● **Job**
Work through the data and report how many lines include the string "спортивного", giving the number alone.

● **Input data**
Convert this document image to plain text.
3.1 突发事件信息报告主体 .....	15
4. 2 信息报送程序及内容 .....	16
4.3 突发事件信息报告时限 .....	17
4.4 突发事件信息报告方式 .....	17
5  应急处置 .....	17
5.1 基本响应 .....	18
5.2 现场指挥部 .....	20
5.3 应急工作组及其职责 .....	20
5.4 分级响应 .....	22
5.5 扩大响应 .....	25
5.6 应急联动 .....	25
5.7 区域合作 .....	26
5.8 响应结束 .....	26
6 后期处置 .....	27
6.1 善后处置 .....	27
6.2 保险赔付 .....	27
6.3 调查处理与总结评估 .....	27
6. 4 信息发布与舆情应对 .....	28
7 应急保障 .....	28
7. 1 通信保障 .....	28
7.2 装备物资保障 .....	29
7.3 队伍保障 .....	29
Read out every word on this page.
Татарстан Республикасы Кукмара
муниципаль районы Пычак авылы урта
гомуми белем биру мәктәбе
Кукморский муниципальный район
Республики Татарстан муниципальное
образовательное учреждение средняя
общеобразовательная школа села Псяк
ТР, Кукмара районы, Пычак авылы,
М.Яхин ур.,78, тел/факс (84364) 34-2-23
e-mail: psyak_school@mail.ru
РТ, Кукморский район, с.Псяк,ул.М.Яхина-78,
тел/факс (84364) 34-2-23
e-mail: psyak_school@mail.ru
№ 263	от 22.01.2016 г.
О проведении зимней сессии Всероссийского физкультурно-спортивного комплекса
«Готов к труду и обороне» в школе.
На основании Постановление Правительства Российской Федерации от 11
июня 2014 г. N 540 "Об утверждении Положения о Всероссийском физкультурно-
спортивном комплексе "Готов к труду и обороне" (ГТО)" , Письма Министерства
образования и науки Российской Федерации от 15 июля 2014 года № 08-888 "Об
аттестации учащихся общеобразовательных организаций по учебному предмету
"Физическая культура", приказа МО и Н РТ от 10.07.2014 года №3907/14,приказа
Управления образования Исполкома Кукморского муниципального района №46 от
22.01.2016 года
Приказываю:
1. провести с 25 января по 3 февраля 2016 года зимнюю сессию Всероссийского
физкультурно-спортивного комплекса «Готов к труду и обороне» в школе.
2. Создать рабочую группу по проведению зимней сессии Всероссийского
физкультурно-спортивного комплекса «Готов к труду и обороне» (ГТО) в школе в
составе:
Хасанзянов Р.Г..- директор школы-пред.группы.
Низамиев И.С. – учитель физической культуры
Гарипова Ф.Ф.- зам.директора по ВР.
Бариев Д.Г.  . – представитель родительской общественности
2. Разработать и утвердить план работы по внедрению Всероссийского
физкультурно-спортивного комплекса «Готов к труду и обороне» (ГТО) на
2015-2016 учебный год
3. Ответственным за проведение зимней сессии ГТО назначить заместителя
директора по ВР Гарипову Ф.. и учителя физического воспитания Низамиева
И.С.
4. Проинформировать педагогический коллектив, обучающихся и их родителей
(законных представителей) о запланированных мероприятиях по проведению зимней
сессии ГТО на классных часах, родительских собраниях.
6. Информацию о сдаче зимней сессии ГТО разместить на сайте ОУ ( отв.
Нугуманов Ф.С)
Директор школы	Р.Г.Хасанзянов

● **Final result**
4